» SHORT TASK
Quote all of the entries word for word.

+ + + + +

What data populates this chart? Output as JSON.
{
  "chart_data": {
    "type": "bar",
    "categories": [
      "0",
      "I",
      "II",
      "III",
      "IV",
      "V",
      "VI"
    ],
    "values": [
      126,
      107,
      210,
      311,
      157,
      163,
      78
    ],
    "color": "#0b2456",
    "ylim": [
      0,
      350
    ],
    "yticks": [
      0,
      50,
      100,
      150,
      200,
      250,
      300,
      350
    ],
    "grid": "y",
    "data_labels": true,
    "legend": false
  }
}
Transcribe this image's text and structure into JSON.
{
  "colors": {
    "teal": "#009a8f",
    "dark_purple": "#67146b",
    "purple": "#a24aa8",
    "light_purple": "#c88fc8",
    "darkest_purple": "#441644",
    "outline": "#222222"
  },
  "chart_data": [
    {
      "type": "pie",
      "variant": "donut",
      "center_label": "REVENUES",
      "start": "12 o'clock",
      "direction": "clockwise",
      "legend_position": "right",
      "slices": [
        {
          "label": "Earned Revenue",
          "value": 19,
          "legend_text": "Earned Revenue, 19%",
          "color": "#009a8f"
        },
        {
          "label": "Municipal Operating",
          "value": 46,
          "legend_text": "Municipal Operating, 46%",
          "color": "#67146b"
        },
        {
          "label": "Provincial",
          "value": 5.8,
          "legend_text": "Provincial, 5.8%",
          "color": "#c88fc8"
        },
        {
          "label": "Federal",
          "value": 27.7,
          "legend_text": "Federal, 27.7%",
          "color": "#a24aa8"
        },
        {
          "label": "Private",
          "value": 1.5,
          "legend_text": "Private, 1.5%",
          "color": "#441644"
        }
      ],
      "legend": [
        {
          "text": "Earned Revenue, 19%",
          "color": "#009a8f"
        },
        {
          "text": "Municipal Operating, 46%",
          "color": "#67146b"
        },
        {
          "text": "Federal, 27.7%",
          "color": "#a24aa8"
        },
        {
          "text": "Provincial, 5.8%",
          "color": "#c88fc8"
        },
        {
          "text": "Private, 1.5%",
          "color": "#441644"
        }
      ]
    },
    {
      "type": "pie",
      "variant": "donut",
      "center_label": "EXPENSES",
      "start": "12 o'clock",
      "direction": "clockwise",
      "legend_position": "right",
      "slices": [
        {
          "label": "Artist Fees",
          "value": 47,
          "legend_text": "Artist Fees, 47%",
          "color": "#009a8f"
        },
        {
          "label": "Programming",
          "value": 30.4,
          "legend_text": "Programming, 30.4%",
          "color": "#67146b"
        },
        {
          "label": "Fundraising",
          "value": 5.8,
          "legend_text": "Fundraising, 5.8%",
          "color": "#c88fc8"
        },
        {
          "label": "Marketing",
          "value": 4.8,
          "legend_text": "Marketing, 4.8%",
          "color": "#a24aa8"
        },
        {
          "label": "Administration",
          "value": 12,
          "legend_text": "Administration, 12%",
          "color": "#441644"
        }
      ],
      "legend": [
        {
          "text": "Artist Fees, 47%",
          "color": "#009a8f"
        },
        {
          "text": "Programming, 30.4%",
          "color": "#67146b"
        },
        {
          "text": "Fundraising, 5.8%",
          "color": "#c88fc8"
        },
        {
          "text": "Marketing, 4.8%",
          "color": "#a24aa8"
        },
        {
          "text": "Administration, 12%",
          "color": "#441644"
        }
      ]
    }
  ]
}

+ + + + +

» EXERCISE ANSWER
What data populates this chart? Output as JSON.
{
  "chart_data": {
    "type": "bar",
    "categories": [
      "0",
      "I",
      "II",
      "III",
      "IV",
      "V",
      "VI"
    ],
    "values": [
      126,
      107,
      210,
      311,
      157,
      163,
      78
    ],
    "color": "#0b2456",
    "ylim": [
      0,
      350
    ],
    "yticks": [
      0,
      50,
      100,
      150,
      200,
      250,
      300,
      350
    ],
    "grid": "y",
    "data_labels": true,
    "legend": false
  }
}
Transcribe this image's text and structure into JSON.
{
  "colors": {
    "teal": "#009a8f",
    "dark_purple": "#67146b",
    "purple": "#a24aa8",
    "light_purple": "#c88fc8",
    "darkest_purple": "#441644",
    "outline": "#222222"
  },
  "chart_data": [
    {
      "type": "pie",
      "variant": "donut",
      "center_label": "REVENUES",
      "start": "12 o'clock",
      "direction": "clockwise",
      "legend_position": "right",
      "slices": [
        {
          "label": "Earned Revenue",
          "value": 19,
          "legend_text": "Earned Revenue, 19%",
          "color": "#009a8f"
        },
        {
          "label": "Municipal Operating",
          "value": 46,
          "legend_text": "Municipal Operating, 46%",
          "color": "#67146b"
        },
        {
          "label": "Provincial",
          "value": 5.8,
          "legend_text": "Provincial, 5.8%",
          "color": "#c88fc8"
        },
        {
          "label": "Federal",
          "value": 27.7,
          "legend_text": "Federal, 27.7%",
          "color": "#a24aa8"
        },
        {
          "label": "Private",
          "value": 1.5,
          "legend_text": "Private, 1.5%",
          "color": "#441644"
        }
      ],
      "legend": [
        {
          "text": "Earned Revenue, 19%",
          "color": "#009a8f"
        },
        {
          "text": "Municipal Operating, 46%",
          "color": "#67146b"
        },
        {
          "text": "Federal, 27.7%",
          "color": "#a24aa8"
        },
        {
          "text": "Provincial, 5.8%",
          "color": "#c88fc8"
        },
        {
          "text": "Private, 1.5%",
          "color": "#441644"
        }
      ]
    },
    {
      "type": "pie",
      "variant": "donut",
      "center_label": "EXPENSES",
      "start": "12 o'clock",
      "direction": "clockwise",
      "legend_position": "right",
      "slices": [
        {
          "label": "Artist Fees",
          "value": 47,
          "legend_text": "Artist Fees, 47%",
          "color": "#009a8f"
        },
        {
          "label": "Programming",
          "value": 30.4,
          "legend_text": "Programming, 30.4%",
          "color": "#67146b"
        },
        {
          "label": "Fundraising",
          "value": 5.8,
          "legend_text": "Fundraising, 5.8%",
          "color": "#c88fc8"
        },
        {
          "label": "Marketing",
          "value": 4.8,
          "legend_text": "Marketing, 4.8%",
          "color": "#a24aa8"
        },
        {
          "label": "Administration",
          "value": 12,
          "legend_text": "Administration, 12%",
          "color": "#441644"
        }
      ],
      "legend": [
        {
          "text": "Artist Fees, 47%",
          "color": "#009a8f"
        },
        {
          "text": "Programming, 30.4%",
          "color": "#67146b"
        },
        {
          "text": "Fundraising, 5.8%",
          "color": "#c88fc8"
        },
        {
          "text": "Marketing, 4.8%",
          "color": "#a24aa8"
        },
        {
          "text": "Administration, 12%",
          "color": "#441644"
        }
      ]
    }
  ]
}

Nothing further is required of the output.